→ Excerpted records:
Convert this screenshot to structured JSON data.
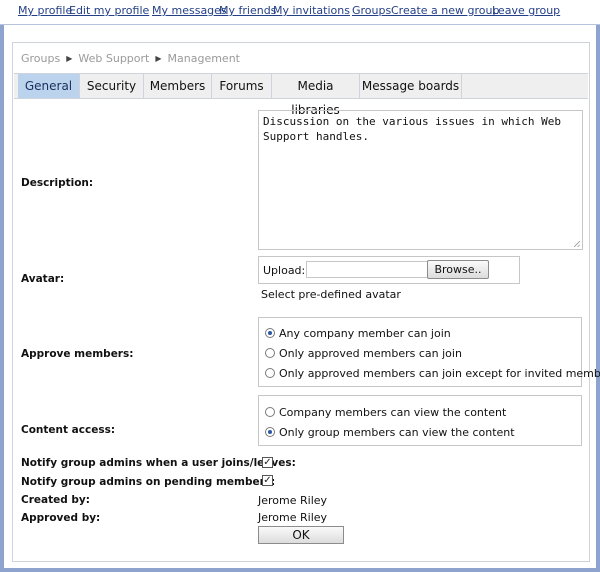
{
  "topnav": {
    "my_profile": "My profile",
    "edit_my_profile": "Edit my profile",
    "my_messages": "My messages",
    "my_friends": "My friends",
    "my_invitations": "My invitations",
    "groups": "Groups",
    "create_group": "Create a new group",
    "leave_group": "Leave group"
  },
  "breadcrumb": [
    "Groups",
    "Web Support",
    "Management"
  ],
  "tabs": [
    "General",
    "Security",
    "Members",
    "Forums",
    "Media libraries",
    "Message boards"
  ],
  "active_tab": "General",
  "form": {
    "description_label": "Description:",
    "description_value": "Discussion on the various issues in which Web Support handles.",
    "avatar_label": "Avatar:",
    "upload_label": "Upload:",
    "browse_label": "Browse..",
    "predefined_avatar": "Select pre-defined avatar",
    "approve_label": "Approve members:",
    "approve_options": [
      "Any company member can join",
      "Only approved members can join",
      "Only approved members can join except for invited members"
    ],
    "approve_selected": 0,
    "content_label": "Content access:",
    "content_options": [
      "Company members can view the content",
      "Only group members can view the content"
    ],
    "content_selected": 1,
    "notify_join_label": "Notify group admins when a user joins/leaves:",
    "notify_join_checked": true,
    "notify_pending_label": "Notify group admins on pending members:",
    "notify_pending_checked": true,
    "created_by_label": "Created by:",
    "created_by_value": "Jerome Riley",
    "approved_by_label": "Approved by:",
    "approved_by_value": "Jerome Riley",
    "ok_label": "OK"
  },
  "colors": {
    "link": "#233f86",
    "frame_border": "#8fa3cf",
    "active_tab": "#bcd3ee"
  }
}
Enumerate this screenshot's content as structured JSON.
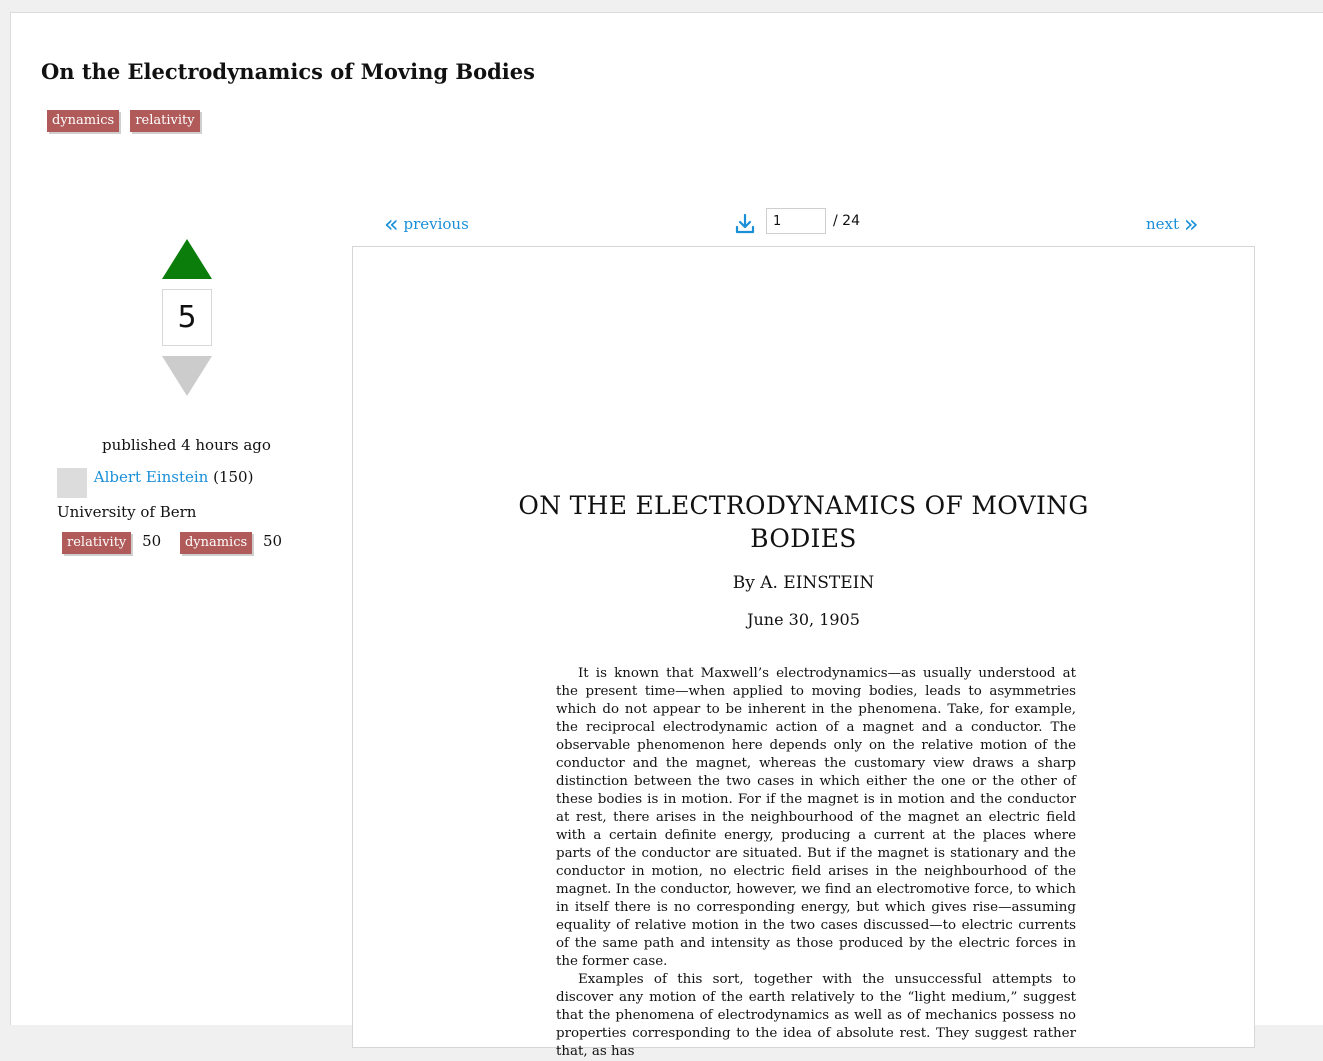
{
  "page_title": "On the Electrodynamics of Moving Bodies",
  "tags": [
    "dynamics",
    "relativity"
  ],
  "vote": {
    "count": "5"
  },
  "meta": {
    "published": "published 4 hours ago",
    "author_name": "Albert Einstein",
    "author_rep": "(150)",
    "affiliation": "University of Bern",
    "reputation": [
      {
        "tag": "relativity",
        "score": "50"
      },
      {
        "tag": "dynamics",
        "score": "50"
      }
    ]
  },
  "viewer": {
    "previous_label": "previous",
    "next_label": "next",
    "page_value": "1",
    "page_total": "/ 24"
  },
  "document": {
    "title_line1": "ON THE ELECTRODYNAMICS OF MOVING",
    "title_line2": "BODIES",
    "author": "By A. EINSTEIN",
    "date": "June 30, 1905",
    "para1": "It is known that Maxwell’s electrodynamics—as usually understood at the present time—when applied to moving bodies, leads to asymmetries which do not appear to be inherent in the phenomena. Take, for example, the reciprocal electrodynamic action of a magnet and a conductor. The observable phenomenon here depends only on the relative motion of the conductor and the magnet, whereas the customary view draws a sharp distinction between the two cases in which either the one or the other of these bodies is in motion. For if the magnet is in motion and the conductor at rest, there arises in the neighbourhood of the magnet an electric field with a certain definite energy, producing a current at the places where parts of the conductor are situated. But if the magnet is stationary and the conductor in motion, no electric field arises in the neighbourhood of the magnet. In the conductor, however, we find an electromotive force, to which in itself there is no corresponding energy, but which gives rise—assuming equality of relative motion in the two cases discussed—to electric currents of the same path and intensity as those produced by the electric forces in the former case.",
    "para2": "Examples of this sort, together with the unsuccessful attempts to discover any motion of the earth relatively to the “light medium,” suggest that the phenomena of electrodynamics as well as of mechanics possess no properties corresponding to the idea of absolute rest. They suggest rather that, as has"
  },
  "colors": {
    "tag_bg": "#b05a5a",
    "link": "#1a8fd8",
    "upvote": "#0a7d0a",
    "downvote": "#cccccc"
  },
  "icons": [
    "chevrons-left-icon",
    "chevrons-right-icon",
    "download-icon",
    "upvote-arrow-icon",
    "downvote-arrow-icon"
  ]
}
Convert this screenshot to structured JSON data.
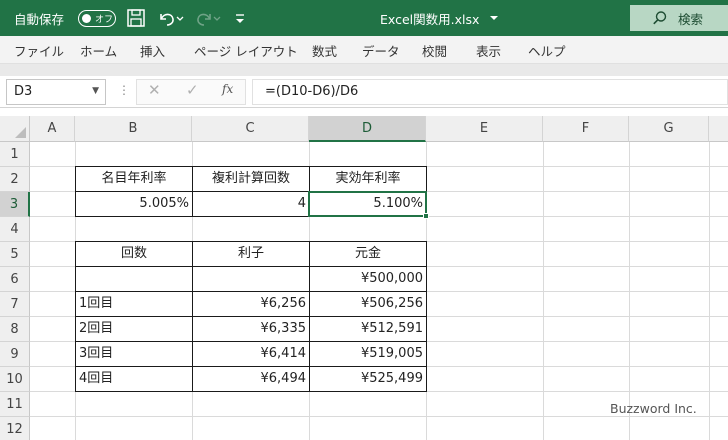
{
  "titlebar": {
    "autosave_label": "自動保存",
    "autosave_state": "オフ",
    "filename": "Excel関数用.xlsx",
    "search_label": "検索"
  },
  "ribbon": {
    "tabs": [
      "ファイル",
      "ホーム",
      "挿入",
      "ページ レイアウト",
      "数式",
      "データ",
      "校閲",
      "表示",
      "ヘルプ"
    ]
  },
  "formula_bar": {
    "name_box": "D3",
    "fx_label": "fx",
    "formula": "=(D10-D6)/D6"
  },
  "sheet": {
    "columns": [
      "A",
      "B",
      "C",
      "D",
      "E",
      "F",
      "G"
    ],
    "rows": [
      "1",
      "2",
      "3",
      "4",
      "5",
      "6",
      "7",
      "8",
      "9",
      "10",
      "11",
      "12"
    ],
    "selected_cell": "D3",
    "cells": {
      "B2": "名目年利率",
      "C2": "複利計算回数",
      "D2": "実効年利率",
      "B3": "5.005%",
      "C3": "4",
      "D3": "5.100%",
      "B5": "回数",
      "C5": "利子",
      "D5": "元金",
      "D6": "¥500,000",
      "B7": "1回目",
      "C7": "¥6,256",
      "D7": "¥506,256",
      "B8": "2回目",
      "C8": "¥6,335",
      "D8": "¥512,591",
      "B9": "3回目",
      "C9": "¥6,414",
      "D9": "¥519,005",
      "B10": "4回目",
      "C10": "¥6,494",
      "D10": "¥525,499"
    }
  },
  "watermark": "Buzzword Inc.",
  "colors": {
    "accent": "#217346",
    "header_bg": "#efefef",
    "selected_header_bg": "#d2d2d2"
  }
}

→ Objective:
Reproduce each entry precisely, dropping only the pictures.

→ Answer to this exercise:
Convert this screenshot to structured JSON data.
{
  "topnav": {
    "my_profile": "My profile",
    "edit_my_profile": "Edit my profile",
    "my_messages": "My messages",
    "my_friends": "My friends",
    "my_invitations": "My invitations",
    "groups": "Groups",
    "create_group": "Create a new group",
    "leave_group": "Leave group"
  },
  "breadcrumb": [
    "Groups",
    "Web Support",
    "Management"
  ],
  "tabs": [
    "General",
    "Security",
    "Members",
    "Forums",
    "Media libraries",
    "Message boards"
  ],
  "active_tab": "General",
  "form": {
    "description_label": "Description:",
    "description_value": "Discussion on the various issues in which Web Support handles.",
    "avatar_label": "Avatar:",
    "upload_label": "Upload:",
    "browse_label": "Browse..",
    "predefined_avatar": "Select pre-defined avatar",
    "approve_label": "Approve members:",
    "approve_options": [
      "Any company member can join",
      "Only approved members can join",
      "Only approved members can join except for invited members"
    ],
    "approve_selected": 0,
    "content_label": "Content access:",
    "content_options": [
      "Company members can view the content",
      "Only group members can view the content"
    ],
    "content_selected": 1,
    "notify_join_label": "Notify group admins when a user joins/leaves:",
    "notify_join_checked": true,
    "notify_pending_label": "Notify group admins on pending members:",
    "notify_pending_checked": true,
    "created_by_label": "Created by:",
    "created_by_value": "Jerome Riley",
    "approved_by_label": "Approved by:",
    "approved_by_value": "Jerome Riley",
    "ok_label": "OK"
  },
  "colors": {
    "link": "#233f86",
    "frame_border": "#8fa3cf",
    "active_tab": "#bcd3ee"
  }
}
Enumerate this screenshot's content as structured JSON.
{
  "page_title": "On the Electrodynamics of Moving Bodies",
  "tags": [
    "dynamics",
    "relativity"
  ],
  "vote": {
    "count": "5"
  },
  "meta": {
    "published": "published 4 hours ago",
    "author_name": "Albert Einstein",
    "author_rep": "(150)",
    "affiliation": "University of Bern",
    "reputation": [
      {
        "tag": "relativity",
        "score": "50"
      },
      {
        "tag": "dynamics",
        "score": "50"
      }
    ]
  },
  "viewer": {
    "previous_label": "previous",
    "next_label": "next",
    "page_value": "1",
    "page_total": "/ 24"
  },
  "document": {
    "title_line1": "ON THE ELECTRODYNAMICS OF MOVING",
    "title_line2": "BODIES",
    "author": "By A. EINSTEIN",
    "date": "June 30, 1905",
    "para1": "It is known that Maxwell’s electrodynamics—as usually understood at the present time—when applied to moving bodies, leads to asymmetries which do not appear to be inherent in the phenomena. Take, for example, the reciprocal electrodynamic action of a magnet and a conductor. The observable phenomenon here depends only on the relative motion of the conductor and the magnet, whereas the customary view draws a sharp distinction between the two cases in which either the one or the other of these bodies is in motion. For if the magnet is in motion and the conductor at rest, there arises in the neighbourhood of the magnet an electric field with a certain definite energy, producing a current at the places where parts of the conductor are situated. But if the magnet is stationary and the conductor in motion, no electric field arises in the neighbourhood of the magnet. In the conductor, however, we find an electromotive force, to which in itself there is no corresponding energy, but which gives rise—assuming equality of relative motion in the two cases discussed—to electric currents of the same path and intensity as those produced by the electric forces in the former case.",
    "para2": "Examples of this sort, together with the unsuccessful attempts to discover any motion of the earth relatively to the “light medium,” suggest that the phenomena of electrodynamics as well as of mechanics possess no properties corresponding to the idea of absolute rest. They suggest rather that, as has"
  },
  "colors": {
    "tag_bg": "#b05a5a",
    "link": "#1a8fd8",
    "upvote": "#0a7d0a",
    "downvote": "#cccccc"
  },
  "icons": [
    "chevrons-left-icon",
    "chevrons-right-icon",
    "download-icon",
    "upvote-arrow-icon",
    "downvote-arrow-icon"
  ]
}
Convert this screenshot to structured JSON data.
{
  "titlebar": {
    "autosave_label": "自動保存",
    "autosave_state": "オフ",
    "filename": "Excel関数用.xlsx",
    "search_label": "検索"
  },
  "ribbon": {
    "tabs": [
      "ファイル",
      "ホーム",
      "挿入",
      "ページ レイアウト",
      "数式",
      "データ",
      "校閲",
      "表示",
      "ヘルプ"
    ]
  },
  "formula_bar": {
    "name_box": "D3",
    "fx_label": "fx",
    "formula": "=(D10-D6)/D6"
  },
  "sheet": {
    "columns": [
      "A",
      "B",
      "C",
      "D",
      "E",
      "F",
      "G"
    ],
    "rows": [
      "1",
      "2",
      "3",
      "4",
      "5",
      "6",
      "7",
      "8",
      "9",
      "10",
      "11",
      "12"
    ],
    "selected_cell": "D3",
    "cells": {
      "B2": "名目年利率",
      "C2": "複利計算回数",
      "D2": "実効年利率",
      "B3": "5.005%",
      "C3": "4",
      "D3": "5.100%",
      "B5": "回数",
      "C5": "利子",
      "D5": "元金",
      "D6": "¥500,000",
      "B7": "1回目",
      "C7": "¥6,256",
      "D7": "¥506,256",
      "B8": "2回目",
      "C8": "¥6,335",
      "D8": "¥512,591",
      "B9": "3回目",
      "C9": "¥6,414",
      "D9": "¥519,005",
      "B10": "4回目",
      "C10": "¥6,494",
      "D10": "¥525,499"
    }
  },
  "watermark": "Buzzword Inc.",
  "colors": {
    "accent": "#217346",
    "header_bg": "#efefef",
    "selected_header_bg": "#d2d2d2"
  }
}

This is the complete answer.